-------- TASK INPUT

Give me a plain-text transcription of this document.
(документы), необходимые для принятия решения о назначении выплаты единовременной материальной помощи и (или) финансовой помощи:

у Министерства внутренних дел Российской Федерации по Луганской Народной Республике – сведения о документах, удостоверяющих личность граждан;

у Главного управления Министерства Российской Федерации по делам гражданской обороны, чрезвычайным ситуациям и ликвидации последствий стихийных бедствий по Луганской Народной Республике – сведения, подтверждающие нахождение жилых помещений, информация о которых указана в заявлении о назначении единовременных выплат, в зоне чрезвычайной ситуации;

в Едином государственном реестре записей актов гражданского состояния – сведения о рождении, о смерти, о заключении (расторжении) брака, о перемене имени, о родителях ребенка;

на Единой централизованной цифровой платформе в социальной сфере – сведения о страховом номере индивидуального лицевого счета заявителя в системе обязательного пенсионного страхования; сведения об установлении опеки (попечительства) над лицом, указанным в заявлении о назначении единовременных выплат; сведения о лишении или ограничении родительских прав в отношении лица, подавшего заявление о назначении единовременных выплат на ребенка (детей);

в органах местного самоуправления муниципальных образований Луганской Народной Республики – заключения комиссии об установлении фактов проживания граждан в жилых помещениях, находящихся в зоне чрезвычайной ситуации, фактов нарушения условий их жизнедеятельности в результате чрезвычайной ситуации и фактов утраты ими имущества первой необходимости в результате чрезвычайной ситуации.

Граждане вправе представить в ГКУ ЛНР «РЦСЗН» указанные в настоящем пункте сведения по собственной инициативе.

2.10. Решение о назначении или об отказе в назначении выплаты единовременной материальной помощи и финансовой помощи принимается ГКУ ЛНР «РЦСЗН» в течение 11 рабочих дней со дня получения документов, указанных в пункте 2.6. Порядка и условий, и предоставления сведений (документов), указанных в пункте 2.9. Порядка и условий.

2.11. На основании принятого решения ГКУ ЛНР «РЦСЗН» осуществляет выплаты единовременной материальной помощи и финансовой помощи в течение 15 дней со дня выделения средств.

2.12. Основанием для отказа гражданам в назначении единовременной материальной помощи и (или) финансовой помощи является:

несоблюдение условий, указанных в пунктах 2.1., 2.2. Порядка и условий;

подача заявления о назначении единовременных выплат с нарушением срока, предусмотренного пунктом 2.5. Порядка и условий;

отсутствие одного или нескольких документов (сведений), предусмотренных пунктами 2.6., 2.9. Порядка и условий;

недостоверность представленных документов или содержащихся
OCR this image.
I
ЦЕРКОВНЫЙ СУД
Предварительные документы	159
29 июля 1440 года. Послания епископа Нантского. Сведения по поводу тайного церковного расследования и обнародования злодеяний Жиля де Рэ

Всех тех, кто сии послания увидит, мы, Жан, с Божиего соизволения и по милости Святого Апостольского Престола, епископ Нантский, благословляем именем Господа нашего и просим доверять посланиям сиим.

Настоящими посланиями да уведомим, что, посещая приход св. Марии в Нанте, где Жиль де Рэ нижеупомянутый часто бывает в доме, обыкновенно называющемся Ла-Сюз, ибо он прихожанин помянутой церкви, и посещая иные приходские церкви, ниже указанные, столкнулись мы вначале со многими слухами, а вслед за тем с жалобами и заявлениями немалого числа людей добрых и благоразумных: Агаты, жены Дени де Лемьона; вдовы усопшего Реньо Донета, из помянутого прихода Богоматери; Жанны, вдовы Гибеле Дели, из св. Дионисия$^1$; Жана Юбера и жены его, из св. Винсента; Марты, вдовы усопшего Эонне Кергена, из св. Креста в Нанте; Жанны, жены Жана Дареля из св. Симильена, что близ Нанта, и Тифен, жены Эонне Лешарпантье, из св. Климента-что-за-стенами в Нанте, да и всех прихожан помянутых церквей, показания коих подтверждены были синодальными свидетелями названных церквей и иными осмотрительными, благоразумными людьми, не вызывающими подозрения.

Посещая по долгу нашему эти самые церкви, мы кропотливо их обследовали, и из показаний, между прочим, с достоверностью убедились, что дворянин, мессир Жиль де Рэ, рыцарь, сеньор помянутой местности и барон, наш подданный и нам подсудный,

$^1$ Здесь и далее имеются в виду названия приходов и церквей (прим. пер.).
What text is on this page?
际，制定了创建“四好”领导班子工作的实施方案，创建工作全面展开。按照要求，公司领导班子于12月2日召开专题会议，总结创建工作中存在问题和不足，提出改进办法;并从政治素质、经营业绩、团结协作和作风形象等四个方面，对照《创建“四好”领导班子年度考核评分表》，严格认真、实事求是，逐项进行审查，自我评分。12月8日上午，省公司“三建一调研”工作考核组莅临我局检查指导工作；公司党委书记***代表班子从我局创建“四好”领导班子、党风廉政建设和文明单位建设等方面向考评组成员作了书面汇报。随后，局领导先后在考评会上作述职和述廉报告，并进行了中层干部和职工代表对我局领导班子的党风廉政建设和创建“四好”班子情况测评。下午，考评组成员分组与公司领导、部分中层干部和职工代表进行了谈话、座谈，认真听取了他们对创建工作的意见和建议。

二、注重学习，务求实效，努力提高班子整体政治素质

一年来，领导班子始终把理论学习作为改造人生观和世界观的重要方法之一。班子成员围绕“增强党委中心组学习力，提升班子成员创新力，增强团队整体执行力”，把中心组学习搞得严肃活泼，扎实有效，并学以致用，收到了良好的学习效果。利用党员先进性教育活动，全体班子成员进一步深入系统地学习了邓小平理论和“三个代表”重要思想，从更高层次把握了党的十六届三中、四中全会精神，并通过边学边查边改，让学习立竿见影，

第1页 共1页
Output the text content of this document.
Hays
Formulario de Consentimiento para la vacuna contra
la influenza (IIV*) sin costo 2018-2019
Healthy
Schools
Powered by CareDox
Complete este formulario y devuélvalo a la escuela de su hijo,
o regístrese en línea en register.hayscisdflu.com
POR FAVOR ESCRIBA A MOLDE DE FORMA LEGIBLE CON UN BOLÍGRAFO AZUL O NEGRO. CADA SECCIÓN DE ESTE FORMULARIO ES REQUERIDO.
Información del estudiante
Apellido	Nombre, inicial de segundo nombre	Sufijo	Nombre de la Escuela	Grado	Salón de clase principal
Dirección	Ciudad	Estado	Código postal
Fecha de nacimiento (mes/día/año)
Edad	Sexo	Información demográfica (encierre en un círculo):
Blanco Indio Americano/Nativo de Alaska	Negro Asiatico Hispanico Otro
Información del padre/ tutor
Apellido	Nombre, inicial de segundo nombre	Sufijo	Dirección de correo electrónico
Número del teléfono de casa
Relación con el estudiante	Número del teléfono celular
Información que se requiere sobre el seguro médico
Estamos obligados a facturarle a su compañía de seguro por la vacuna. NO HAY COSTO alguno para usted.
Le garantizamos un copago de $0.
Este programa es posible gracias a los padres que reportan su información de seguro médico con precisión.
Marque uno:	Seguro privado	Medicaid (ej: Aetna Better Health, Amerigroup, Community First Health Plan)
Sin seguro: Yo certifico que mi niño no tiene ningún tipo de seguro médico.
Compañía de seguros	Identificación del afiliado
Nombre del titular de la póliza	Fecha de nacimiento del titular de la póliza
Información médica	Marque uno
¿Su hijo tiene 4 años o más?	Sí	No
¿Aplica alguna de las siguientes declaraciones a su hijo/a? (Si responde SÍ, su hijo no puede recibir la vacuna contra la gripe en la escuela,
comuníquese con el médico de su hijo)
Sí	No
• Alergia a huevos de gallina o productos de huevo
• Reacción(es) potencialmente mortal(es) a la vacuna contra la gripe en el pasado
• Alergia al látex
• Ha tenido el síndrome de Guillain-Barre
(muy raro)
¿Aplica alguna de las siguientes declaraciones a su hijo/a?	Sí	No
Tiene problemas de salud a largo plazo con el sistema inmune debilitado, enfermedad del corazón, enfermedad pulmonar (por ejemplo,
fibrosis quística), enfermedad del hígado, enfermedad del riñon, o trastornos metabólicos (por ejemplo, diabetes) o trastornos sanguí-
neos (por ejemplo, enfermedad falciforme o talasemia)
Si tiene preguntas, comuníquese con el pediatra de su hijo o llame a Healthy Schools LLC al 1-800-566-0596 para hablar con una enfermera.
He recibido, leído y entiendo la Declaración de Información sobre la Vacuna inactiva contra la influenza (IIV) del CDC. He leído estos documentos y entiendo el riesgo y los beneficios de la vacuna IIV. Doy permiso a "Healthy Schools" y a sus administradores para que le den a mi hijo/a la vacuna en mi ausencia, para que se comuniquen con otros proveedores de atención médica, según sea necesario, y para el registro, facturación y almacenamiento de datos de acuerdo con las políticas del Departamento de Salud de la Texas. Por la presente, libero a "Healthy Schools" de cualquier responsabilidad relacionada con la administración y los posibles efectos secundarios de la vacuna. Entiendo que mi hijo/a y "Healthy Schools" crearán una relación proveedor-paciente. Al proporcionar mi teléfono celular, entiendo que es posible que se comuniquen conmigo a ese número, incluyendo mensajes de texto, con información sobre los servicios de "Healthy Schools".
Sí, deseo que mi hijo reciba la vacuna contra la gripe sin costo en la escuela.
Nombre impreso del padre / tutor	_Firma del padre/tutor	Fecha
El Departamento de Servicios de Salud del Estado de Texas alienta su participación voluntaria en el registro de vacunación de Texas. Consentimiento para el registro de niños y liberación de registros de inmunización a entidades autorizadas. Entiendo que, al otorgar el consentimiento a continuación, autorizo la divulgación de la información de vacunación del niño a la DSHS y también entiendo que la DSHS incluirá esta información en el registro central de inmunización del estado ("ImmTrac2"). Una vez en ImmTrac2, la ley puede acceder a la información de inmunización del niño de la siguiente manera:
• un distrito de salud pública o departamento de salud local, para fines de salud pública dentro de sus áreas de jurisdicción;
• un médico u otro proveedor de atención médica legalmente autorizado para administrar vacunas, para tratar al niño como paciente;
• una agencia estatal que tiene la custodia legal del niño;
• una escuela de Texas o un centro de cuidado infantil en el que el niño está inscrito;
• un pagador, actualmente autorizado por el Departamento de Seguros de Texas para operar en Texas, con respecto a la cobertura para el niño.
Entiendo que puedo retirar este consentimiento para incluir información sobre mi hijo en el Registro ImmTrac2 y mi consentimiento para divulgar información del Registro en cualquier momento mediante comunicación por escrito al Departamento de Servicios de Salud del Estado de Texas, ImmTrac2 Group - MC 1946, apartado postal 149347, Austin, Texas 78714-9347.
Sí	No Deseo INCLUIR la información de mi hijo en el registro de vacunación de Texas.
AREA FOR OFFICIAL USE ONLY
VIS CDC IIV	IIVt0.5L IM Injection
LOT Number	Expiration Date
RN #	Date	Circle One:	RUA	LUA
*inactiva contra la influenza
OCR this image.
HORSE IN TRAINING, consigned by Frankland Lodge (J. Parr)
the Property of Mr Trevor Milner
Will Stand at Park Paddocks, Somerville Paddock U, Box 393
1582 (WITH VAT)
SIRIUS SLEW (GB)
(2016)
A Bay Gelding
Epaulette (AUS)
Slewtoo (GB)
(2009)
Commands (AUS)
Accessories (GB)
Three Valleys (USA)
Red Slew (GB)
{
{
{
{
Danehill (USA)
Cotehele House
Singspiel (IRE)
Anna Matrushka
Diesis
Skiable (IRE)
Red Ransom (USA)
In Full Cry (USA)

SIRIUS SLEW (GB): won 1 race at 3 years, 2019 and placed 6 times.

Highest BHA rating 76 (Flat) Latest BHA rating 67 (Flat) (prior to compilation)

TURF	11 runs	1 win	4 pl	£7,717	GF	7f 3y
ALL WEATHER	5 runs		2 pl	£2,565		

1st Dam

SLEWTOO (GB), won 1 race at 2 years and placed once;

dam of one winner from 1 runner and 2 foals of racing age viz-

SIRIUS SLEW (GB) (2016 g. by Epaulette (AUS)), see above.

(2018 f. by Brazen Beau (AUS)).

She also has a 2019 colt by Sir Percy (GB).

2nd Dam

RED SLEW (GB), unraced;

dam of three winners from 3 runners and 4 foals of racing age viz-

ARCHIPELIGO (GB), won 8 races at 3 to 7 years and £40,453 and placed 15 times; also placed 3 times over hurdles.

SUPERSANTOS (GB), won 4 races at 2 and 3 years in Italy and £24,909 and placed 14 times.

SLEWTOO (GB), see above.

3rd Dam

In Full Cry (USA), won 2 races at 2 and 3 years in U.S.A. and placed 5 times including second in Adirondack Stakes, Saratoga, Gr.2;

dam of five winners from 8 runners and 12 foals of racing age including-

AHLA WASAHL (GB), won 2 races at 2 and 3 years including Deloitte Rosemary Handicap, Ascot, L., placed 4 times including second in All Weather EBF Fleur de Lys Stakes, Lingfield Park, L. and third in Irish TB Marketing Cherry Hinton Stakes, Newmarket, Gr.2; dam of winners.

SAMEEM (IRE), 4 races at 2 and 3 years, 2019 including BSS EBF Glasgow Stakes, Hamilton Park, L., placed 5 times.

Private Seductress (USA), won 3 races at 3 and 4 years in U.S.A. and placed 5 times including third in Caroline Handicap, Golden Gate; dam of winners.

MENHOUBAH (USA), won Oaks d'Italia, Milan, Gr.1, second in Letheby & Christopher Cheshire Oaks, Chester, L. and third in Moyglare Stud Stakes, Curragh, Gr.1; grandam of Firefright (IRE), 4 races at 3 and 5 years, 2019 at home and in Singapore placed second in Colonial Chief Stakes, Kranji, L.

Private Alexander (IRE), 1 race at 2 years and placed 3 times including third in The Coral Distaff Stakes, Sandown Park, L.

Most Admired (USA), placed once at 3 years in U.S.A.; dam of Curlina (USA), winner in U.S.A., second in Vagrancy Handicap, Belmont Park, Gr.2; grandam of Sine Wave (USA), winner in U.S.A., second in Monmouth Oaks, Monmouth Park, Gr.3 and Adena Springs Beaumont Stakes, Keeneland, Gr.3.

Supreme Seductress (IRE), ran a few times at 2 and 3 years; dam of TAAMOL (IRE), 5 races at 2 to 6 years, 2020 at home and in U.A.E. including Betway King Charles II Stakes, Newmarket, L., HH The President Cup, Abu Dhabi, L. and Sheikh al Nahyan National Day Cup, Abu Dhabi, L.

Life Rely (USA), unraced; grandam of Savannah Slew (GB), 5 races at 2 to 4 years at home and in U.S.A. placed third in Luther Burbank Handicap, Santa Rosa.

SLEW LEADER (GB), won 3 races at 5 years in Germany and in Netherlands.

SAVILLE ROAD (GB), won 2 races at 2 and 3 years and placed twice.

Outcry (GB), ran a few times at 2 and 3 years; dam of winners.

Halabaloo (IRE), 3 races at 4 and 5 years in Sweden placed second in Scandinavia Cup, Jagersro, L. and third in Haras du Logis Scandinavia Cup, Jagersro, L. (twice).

----------------

### WORK TO COMPLETE:
Extract all lines containing the word "Луганской".

### THE OUTPUT:
у Министерства внутренних дел Российской Федерации по Луганской Народной Республике – сведения о документах, удостоверяющих личность граждан;
у Главного управления Министерства Российской Федерации по делам гражданской обороны, чрезвычайным ситуациям и ликвидации последствий стихийных бедствий по Луганской Народной Республике – сведения, подтверждающие нахождение жилых помещений, информация о которых указана в заявлении о назначении единовременных выплат, в зоне чрезвычайной ситуации;
в органах местного самоуправления муниципальных образований Луганской Народной Республики – заключения комиссии об установлении фактов проживания граждан в жилых помещениях, находящихся в зоне чрезвычайной ситуации, фактов нарушения условий их жизнедеятельности в результате чрезвычайной ситуации и фактов утраты ими имущества первой необходимости в результате чрезвычайной ситуации.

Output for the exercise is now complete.